# GIVEN REQUEST 1
Answer these questions about the thread on merging two arrays, one answer per line, marked like the questions:
(a) In the expected outcome, what name goes with id 0?
(b) Which two methods does the first reply suggest using?
(c) In the second reply's code, which array is reduce called on?
** Start of DOCUMENT SEGMENT **
Assume I have 2 arrays - arr1, arr2. I want to update the objects in arr1 if the the property id matches in arr1 and arr2. Objects that exist in arr2 but not in arr1 - meaning the property id does not exist in arr1 - should be pushed to arr1.
Example:
let arr1 = [
{id: 0, name: "John"},
{id: 1, name: "Sara"},
{id: 2, name: "Domnic"},
{id: 3, name: "Bravo"}
]
let arr2 = [
{id: 0, name: "Mark"},
{id: 4, name: "Sara"}
]
# Expected Outcome
let outcome = [
{id: 0, name: "Mark"},
{id: 1, name: "Sara"},
{id: 2, name: "Domnic"},
{id: 3, name: "Bravo"},
{id: 4, name: "Sara"}
]
You can use reduce and find for this:
const arr1 = [
{id: 0, name: "John"},
{id: 1, name: "Sara"},
{id: 2, name: "Domnic"},
{id: 3, name: "Bravo"}
];
const arr2 = [
{id: 0, name: "Mark"},
{id: 4, name: "Sara"}
];
arr2.reduce((res, item) => {
const existingItem = res.find(x => x.id === item.id);
if (existingItem) { existingItem.name = item.name; }
else { res.push(item); }
return res;
}, arr1);
console.log(arr1);
You could do this:
let arr1 = [
{id: 0, name: "John"},
{id: 1, name: "Sara"},
{id: 2, name: "Domnic"},
{id: 3, name: "Bravo"}
]
let arr2 = [
{id: 0, name: "Mark"},
{id: 4, name: "Sara"}
]
var res = arr1.reduce((acc, elem)=>{
var x = arr2.find(i=>i.id === elem.id);
if(x){
acc.push(x)
}else{
acc.push(elem)
** End of DOCUMENT SEGMENT **
** Start of EXCERPTED RECORDS **
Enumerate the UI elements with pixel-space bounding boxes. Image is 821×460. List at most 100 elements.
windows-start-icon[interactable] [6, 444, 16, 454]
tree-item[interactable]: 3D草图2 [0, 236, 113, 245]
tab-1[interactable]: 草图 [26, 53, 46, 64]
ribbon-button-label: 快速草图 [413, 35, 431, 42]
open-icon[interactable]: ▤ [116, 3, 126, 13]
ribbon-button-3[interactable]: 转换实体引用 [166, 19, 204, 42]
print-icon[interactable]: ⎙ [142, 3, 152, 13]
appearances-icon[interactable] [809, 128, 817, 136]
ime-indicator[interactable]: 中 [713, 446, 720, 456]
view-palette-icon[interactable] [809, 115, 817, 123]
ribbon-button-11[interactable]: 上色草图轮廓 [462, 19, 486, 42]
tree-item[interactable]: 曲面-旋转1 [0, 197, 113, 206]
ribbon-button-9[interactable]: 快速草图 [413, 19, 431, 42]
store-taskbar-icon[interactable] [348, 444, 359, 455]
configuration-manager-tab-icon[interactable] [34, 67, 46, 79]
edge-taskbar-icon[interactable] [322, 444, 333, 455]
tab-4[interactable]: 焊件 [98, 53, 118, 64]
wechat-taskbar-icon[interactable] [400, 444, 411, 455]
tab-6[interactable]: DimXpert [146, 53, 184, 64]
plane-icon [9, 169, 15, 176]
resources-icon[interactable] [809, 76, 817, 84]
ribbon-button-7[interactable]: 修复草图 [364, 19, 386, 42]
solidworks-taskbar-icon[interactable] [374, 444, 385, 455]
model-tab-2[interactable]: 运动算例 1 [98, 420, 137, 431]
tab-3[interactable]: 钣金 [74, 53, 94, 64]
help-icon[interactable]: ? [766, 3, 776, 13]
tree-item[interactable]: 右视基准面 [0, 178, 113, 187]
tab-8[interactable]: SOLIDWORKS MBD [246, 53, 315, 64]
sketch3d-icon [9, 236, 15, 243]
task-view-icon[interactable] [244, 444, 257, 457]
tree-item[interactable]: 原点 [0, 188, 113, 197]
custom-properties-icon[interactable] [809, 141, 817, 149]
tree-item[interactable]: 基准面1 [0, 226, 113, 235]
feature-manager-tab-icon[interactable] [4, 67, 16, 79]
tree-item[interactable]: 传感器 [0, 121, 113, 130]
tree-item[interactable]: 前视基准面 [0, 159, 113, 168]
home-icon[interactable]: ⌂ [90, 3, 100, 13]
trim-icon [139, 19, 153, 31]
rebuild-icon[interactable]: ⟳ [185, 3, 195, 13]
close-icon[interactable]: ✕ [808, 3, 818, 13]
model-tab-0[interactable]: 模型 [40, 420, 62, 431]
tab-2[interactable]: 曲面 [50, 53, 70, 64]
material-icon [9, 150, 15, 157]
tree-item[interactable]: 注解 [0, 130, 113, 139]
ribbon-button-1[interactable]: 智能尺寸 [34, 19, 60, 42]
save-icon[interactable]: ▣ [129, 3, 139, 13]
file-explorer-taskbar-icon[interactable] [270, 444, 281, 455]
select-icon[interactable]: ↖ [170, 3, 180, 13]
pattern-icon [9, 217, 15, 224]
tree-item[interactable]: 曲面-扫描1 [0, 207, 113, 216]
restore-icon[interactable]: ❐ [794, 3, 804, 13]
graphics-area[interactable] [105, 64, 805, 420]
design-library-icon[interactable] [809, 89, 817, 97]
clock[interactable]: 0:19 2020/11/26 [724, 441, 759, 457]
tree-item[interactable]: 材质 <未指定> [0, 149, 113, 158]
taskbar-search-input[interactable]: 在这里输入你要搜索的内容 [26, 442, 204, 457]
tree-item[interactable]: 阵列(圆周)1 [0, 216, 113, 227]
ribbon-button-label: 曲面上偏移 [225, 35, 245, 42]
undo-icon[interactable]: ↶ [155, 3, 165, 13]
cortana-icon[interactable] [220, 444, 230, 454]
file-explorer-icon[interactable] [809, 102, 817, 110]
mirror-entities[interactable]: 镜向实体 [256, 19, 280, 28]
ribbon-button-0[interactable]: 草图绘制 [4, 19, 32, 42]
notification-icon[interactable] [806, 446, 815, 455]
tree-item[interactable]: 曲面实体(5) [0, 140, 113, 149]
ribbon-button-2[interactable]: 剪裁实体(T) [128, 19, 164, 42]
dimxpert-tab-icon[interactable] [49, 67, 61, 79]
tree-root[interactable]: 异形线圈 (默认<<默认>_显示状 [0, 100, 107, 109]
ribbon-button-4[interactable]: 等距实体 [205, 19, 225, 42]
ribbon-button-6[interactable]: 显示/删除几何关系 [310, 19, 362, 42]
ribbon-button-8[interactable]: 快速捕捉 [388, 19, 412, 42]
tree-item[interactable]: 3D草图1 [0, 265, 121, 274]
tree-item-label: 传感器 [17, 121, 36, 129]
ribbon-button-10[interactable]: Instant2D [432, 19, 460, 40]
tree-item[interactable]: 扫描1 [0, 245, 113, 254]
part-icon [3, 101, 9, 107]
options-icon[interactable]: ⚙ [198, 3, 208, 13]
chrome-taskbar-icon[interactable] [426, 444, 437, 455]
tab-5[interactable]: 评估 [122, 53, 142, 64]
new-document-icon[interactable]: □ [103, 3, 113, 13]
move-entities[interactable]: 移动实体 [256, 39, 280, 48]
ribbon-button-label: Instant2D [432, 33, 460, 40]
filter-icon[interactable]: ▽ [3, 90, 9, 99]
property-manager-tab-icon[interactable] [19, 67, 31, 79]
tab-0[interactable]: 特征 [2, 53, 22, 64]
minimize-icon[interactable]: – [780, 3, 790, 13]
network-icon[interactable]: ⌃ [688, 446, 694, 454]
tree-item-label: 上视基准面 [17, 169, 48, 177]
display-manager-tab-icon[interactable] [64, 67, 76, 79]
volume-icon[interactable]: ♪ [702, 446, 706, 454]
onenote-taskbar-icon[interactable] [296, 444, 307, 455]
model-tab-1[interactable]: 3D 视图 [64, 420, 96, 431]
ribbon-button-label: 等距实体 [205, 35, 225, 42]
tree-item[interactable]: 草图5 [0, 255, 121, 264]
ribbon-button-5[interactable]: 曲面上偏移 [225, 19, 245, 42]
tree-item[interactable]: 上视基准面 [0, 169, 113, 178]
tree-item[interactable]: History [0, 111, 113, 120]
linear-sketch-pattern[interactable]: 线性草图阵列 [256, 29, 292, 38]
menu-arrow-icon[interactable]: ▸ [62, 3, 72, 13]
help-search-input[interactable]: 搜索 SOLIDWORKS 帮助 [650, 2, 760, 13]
** End of EXCERPTED RECORDS **
# GIVEN REQUEST 2
Rewrite the rows as a numbered list with blank lines dropped, starting at the first row and going on through the line with "ribbon-button-11[interactable]: 上色草图轮廓 [462, 19, 486, 42]".

# WORKED SOLUTION 1
(a) Mark
(b) reduce and find
(c) arr1

# WORKED SOLUTION 2
1. Enumerate the UI elements with pixel-space bounding boxes. Image is 821×460. List at most 100 elements.
2. windows-start-icon[interactable] [6, 444, 16, 454]
3. tree-item[interactable]: 3D草图2 [0, 236, 113, 245]
4. tab-1[interactable]: 草图 [26, 53, 46, 64]
5. ribbon-button-label: 快速草图 [413, 35, 431, 42]
6. open-icon[interactable]: ▤ [116, 3, 126, 13]
7. ribbon-button-3[interactable]: 转换实体引用 [166, 19, 204, 42]
8. print-icon[interactable]: ⎙ [142, 3, 152, 13]
9. appearances-icon[interactable] [809, 128, 817, 136]
10. ime-indicator[interactable]: 中 [713, 446, 720, 456]
11. view-palette-icon[interactable] [809, 115, 817, 123]
12. ribbon-button-11[interactable]: 上色草图轮廓 [462, 19, 486, 42]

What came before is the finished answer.